- **Required task**
Reproduce the records that follow in full, excluding any picture they contain.
--- Records shown ---
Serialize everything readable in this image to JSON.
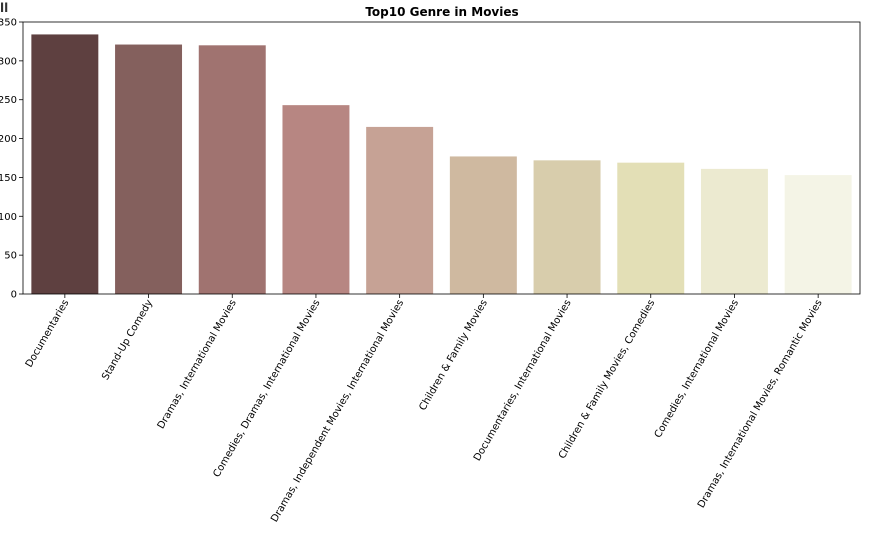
{
  "chart_data": {
    "type": "bar",
    "title": "Top10 Genre in Movies",
    "xlabel": "",
    "ylabel": "",
    "categories": [
      "Documentaries",
      "Stand-Up Comedy",
      "Dramas, International Movies",
      "Comedies, Dramas, International Movies",
      "Dramas, Independent Movies, International Movies",
      "Children & Family Movies",
      "Documentaries, International Movies",
      "Children & Family Movies, Comedies",
      "Comedies, International Movies",
      "Dramas, International Movies, Romantic Movies"
    ],
    "values": [
      334,
      321,
      320,
      243,
      215,
      177,
      172,
      169,
      161,
      153
    ],
    "colors": [
      "#5e4040",
      "#84605d",
      "#a07370",
      "#b78682",
      "#c6a295",
      "#cfb9a0",
      "#d8cdac",
      "#e3dfb6",
      "#ecead0",
      "#f4f4e6"
    ],
    "ylim": [
      0,
      350
    ],
    "yticks": [
      0,
      50,
      100,
      150,
      200,
      250,
      300,
      350
    ],
    "grid": false
  },
  "corner_glyph": "ll"
}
---
- **Exercise result**
Serialize everything readable in this image to JSON.
{
  "chart_data": {
    "type": "bar",
    "title": "Top10 Genre in Movies",
    "xlabel": "",
    "ylabel": "",
    "categories": [
      "Documentaries",
      "Stand-Up Comedy",
      "Dramas, International Movies",
      "Comedies, Dramas, International Movies",
      "Dramas, Independent Movies, International Movies",
      "Children & Family Movies",
      "Documentaries, International Movies",
      "Children & Family Movies, Comedies",
      "Comedies, International Movies",
      "Dramas, International Movies, Romantic Movies"
    ],
    "values": [
      334,
      321,
      320,
      243,
      215,
      177,
      172,
      169,
      161,
      153
    ],
    "colors": [
      "#5e4040",
      "#84605d",
      "#a07370",
      "#b78682",
      "#c6a295",
      "#cfb9a0",
      "#d8cdac",
      "#e3dfb6",
      "#ecead0",
      "#f4f4e6"
    ],
    "ylim": [
      0,
      350
    ],
    "yticks": [
      0,
      50,
      100,
      150,
      200,
      250,
      300,
      350
    ],
    "grid": false
  },
  "corner_glyph": "ll"
}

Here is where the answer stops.